Reproduce the listing verbatim from its first line through the line that contains "members-icon[interactable]: 👥 —", including both of those lines.

________

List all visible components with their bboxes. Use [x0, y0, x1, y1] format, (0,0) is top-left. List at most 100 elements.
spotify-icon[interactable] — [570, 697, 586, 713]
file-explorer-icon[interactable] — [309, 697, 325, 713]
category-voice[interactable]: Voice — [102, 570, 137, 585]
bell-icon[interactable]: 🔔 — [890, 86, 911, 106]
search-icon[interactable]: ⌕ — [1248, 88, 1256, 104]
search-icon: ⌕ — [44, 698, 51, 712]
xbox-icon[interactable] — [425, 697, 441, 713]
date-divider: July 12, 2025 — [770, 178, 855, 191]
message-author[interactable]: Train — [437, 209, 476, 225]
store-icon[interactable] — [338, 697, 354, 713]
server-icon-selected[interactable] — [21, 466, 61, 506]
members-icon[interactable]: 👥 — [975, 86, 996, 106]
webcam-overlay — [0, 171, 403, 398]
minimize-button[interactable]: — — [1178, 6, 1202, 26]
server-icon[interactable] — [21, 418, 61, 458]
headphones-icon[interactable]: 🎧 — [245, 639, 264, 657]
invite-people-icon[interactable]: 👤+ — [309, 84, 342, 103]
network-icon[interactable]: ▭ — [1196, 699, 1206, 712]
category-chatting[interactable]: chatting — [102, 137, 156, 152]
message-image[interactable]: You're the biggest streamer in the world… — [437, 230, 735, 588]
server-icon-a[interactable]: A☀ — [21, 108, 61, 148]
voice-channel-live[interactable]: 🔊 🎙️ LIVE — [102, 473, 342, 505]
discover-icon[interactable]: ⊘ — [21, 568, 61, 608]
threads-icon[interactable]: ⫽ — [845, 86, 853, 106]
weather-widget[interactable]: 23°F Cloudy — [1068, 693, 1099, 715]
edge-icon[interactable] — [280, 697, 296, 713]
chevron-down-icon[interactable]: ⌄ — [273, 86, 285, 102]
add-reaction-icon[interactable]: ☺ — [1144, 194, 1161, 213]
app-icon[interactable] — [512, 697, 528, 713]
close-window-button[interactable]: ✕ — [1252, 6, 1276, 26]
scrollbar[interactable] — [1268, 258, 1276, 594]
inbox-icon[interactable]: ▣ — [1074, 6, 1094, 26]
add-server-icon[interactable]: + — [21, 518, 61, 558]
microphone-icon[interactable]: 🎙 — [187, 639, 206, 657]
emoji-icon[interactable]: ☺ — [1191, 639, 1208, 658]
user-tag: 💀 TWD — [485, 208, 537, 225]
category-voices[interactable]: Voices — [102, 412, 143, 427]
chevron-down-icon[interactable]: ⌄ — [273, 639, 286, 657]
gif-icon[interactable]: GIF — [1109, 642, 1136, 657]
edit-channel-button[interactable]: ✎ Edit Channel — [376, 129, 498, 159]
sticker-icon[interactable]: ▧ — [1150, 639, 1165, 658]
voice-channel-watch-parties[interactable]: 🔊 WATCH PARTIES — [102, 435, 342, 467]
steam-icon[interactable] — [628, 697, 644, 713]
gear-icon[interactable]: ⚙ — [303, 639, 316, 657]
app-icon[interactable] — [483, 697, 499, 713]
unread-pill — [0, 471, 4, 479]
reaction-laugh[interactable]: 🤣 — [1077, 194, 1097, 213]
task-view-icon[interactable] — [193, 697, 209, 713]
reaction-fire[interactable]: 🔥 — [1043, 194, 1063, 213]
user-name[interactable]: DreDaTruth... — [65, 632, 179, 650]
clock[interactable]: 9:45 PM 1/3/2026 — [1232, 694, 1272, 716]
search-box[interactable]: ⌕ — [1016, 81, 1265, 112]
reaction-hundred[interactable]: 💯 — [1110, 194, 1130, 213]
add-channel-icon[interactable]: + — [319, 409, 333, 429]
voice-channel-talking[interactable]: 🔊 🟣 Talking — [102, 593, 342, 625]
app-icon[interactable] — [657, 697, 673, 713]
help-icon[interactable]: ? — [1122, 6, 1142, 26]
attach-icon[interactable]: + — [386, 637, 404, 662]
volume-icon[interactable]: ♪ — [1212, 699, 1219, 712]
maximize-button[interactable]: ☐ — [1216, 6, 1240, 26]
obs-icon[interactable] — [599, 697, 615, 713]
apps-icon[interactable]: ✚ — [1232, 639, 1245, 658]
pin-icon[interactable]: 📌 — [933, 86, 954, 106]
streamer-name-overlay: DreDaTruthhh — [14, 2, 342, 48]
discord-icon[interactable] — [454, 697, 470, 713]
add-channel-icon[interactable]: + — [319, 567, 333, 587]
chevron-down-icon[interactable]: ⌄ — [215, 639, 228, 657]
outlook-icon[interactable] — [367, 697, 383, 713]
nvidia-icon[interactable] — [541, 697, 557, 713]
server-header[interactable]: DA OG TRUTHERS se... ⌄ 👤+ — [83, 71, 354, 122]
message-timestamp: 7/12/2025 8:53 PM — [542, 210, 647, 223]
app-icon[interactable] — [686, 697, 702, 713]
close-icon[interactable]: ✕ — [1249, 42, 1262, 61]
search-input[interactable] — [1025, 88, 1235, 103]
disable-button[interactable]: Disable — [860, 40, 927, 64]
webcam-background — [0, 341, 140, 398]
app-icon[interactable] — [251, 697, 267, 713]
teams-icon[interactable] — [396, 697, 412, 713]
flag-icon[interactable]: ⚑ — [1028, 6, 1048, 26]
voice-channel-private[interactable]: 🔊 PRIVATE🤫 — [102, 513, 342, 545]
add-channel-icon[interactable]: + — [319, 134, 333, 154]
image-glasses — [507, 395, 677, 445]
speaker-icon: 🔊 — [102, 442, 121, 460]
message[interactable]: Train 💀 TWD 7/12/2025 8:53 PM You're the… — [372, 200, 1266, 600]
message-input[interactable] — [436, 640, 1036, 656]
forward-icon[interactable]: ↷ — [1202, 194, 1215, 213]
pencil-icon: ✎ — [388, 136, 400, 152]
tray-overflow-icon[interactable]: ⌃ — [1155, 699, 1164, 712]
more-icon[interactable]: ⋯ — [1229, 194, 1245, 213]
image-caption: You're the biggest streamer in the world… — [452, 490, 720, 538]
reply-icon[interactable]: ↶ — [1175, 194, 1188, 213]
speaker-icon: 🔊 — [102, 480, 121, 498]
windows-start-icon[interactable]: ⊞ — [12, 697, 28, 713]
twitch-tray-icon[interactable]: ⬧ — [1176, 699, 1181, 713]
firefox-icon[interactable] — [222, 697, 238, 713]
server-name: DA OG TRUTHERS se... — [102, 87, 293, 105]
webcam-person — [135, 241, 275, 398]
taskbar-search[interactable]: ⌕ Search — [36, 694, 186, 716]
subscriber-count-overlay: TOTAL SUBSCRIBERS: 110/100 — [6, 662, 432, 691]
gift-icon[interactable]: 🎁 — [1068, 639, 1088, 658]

________

• Correct output:
List all visible components with their bboxes. Use [x0, y0, x1, y1] format, (0,0) is top-left. List at most 100 elements.
spotify-icon[interactable] — [570, 697, 586, 713]
file-explorer-icon[interactable] — [309, 697, 325, 713]
category-voice[interactable]: Voice — [102, 570, 137, 585]
bell-icon[interactable]: 🔔 — [890, 86, 911, 106]
search-icon[interactable]: ⌕ — [1248, 88, 1256, 104]
search-icon: ⌕ — [44, 698, 51, 712]
xbox-icon[interactable] — [425, 697, 441, 713]
date-divider: July 12, 2025 — [770, 178, 855, 191]
message-author[interactable]: Train — [437, 209, 476, 225]
store-icon[interactable] — [338, 697, 354, 713]
server-icon-selected[interactable] — [21, 466, 61, 506]
members-icon[interactable]: 👥 — [975, 86, 996, 106]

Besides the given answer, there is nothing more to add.